__CHALLENGE__.
Please pull out every line that includes the string "class".
* START INPUT MATERIAL *
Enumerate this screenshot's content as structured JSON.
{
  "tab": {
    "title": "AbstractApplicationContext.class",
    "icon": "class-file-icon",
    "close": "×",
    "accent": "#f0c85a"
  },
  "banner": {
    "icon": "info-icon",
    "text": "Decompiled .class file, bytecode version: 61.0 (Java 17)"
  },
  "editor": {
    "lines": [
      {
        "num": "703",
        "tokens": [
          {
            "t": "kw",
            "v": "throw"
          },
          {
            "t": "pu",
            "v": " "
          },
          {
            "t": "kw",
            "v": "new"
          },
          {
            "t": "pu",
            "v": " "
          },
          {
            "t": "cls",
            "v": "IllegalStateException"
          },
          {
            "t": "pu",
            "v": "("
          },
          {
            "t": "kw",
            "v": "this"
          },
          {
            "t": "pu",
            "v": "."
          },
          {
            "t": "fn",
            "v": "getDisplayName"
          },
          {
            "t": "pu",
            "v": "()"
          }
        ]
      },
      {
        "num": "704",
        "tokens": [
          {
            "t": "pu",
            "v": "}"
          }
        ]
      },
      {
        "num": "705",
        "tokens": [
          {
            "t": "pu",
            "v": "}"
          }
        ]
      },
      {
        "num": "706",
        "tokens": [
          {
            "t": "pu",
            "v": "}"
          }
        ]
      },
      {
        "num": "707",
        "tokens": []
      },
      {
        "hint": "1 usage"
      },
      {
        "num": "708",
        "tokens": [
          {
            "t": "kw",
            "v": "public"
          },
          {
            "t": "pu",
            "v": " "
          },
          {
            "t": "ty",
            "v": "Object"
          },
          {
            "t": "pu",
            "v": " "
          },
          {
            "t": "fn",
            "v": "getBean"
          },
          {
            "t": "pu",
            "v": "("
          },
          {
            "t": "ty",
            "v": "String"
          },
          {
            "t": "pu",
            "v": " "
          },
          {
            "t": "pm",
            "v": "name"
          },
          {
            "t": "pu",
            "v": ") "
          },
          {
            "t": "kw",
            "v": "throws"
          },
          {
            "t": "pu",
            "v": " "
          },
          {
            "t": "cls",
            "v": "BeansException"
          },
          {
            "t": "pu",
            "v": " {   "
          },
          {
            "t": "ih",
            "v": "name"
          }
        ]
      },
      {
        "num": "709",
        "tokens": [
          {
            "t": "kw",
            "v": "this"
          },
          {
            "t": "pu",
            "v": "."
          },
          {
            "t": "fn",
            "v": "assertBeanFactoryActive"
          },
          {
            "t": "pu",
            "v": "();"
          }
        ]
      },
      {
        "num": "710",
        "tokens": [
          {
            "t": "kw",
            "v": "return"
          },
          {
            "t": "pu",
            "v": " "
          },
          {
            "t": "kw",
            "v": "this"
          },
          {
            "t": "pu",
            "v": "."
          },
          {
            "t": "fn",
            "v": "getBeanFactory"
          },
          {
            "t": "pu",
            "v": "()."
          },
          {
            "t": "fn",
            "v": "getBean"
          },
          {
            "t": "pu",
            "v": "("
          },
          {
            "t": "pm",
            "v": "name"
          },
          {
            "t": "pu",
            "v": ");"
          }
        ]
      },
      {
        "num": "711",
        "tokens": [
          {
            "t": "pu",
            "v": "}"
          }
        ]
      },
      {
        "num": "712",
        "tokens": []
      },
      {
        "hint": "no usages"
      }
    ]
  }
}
* END INPUT MATERIAL *
__OUTPUT OF THE EXERCISE__.
    "title": "AbstractApplicationContext.class",
    "icon": "class-file-icon",
    "text": "Decompiled .class file, bytecode version: 61.0 (Java 17)"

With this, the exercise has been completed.